▶ **GIVEN PASSAGE**
Quantification of demyelination PGN load and gene expression in tissue sections
The above findings prompted examination of the interactions between demyelination, host innate immune responses and PGN presence. Application of a second anti-PGN monoclonal antibody showed PGN immunolabelling in nonMS (Fig. 4A) and MS (Fig. 4B) brain sections with increased PGN immunoreactivity that was most evident in areas of reduced LFB staining in MS patients. Co-quantitation of myelination and bacterial quantity within each section revealed LFB staining was not correlated with the density of PGN immunolabelling in nonMS brain sections (Fig. 4A) (r = −0.09). In contrast PGN abundance was correlated with decreased LFB staining intensity within MS lesions (Fig. 4B) (r = −0.319). Because of the inverse correlation between LFB intensity and PGN immunolabelling, we examined host gene expression in adjacent serial tissue sections by Nanostring transcript array in sections from each tissue block which disclosed induction of immune genes, NFKB1, RIPK1 and IL-12A, in MS brains and showed the highest correlations with PGN expression. Pathway analyses using these transcript array findings in association with PGN expression revealed an integrated network (Ingenuity Pathway Analysis score = 17) implicating other genes associated with MS pathogenesis (e.g., MHC Class II, ERK1/2, and immunoglobulin) as molecular hubs (Fig. 4C). Principal component analysis (PCA) including linked PGN and transcript (NFKB1, RIPK1 and IL-12A) expression as first (69% of variance) and second components (17% of variance) revealed clustering of nonMS white matter samples (Fig. 4D) while MS samples were scattered, reflecting the heterogeneity of disease severity. These observations indicated that a key bacterial component (PGN) was concentrated within demyelinating MS lesions in association with innate immune gene activation.

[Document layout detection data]
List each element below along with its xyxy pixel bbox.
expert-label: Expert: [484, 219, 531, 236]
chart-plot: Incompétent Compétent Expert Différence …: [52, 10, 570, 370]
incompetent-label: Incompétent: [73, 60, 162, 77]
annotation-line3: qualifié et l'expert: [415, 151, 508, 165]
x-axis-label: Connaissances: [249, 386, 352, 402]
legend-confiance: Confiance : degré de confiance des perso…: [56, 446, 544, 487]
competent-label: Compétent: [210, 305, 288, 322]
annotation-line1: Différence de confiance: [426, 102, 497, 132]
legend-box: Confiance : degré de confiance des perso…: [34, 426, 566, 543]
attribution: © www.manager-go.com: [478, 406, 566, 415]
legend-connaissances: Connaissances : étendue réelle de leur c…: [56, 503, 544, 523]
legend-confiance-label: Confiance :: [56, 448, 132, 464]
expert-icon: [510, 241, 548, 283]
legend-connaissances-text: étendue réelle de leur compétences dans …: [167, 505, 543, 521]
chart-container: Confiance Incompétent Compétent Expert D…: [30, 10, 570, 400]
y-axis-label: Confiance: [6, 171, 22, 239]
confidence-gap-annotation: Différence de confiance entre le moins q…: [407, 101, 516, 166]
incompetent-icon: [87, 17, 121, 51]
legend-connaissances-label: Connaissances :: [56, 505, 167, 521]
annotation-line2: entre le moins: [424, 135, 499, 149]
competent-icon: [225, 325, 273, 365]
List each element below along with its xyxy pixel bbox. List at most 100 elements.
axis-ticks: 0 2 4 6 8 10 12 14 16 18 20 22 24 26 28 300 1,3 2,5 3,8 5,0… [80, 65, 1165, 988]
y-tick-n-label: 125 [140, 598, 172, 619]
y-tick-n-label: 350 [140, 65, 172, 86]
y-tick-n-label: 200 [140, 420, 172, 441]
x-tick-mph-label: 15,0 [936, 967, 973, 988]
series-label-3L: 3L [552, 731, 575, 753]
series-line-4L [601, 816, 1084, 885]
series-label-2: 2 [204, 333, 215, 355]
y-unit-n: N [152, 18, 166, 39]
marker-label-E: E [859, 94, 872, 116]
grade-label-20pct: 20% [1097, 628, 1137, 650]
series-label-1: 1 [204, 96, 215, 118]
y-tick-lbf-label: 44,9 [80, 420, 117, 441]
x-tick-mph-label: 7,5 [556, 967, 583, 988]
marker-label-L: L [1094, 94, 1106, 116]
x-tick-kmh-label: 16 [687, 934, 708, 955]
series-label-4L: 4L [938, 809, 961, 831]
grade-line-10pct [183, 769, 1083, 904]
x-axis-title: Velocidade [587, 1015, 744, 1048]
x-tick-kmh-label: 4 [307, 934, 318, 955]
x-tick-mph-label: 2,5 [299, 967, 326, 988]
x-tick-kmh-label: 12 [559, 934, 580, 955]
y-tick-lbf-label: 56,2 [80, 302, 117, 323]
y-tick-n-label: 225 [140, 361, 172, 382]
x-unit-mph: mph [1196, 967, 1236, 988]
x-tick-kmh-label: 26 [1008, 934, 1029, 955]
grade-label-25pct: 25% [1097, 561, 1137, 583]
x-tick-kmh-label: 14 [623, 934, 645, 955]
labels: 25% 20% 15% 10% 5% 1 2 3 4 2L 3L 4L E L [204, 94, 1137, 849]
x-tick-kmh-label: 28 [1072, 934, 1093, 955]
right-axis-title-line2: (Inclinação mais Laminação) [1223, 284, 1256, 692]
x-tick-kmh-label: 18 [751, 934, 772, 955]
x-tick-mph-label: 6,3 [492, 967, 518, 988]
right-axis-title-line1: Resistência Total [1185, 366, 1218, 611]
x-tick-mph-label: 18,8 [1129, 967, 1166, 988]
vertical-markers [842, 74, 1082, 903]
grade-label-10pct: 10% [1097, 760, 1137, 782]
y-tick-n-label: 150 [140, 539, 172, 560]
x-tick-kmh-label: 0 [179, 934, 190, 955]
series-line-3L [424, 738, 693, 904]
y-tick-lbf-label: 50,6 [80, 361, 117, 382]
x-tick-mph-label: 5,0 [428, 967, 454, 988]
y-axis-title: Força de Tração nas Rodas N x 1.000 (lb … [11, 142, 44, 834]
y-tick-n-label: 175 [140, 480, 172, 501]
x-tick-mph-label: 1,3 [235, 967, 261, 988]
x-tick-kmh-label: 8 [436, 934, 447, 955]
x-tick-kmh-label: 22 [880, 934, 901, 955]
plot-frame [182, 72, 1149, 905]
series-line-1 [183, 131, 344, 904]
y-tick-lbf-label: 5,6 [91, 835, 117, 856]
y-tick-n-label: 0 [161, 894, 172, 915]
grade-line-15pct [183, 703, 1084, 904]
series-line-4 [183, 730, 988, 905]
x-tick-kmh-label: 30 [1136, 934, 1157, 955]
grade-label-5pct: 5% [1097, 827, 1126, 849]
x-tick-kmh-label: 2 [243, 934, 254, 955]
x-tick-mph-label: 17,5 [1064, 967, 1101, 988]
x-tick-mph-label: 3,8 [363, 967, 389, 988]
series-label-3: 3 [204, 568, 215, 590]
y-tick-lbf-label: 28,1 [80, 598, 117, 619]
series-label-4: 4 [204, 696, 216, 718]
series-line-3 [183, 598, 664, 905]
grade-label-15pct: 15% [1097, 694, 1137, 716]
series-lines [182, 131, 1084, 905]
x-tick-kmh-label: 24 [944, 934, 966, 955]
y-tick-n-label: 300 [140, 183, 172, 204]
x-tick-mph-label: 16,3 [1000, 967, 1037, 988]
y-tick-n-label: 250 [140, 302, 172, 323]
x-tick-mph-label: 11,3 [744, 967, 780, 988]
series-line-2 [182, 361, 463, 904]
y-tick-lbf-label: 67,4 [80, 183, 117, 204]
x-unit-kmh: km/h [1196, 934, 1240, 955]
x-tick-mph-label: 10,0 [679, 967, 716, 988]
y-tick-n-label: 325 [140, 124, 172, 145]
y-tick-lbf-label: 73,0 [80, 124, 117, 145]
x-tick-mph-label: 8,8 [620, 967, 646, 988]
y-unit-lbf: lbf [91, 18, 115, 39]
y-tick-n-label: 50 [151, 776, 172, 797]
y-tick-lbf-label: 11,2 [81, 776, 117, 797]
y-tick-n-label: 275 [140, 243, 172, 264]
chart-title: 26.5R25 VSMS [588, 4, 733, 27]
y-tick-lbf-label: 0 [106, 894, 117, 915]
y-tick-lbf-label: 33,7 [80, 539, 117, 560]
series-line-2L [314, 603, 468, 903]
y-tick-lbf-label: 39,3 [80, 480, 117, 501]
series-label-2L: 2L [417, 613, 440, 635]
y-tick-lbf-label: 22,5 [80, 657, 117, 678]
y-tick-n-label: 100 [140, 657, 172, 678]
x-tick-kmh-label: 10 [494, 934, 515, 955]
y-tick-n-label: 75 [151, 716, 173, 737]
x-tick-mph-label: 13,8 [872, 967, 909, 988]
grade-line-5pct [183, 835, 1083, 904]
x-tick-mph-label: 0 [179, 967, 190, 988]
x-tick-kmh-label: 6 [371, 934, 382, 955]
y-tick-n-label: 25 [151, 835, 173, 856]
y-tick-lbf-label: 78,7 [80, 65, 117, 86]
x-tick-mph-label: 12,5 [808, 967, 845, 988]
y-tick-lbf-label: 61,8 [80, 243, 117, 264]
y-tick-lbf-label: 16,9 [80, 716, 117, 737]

▶ **REQUIRED WORK**
According to the passage on demyelination and PGN load, which three immune genes were induced in MS brains?

▶ **RESPONSE TO THE TASK**
NFKB1, RIPK1 and IL-12A.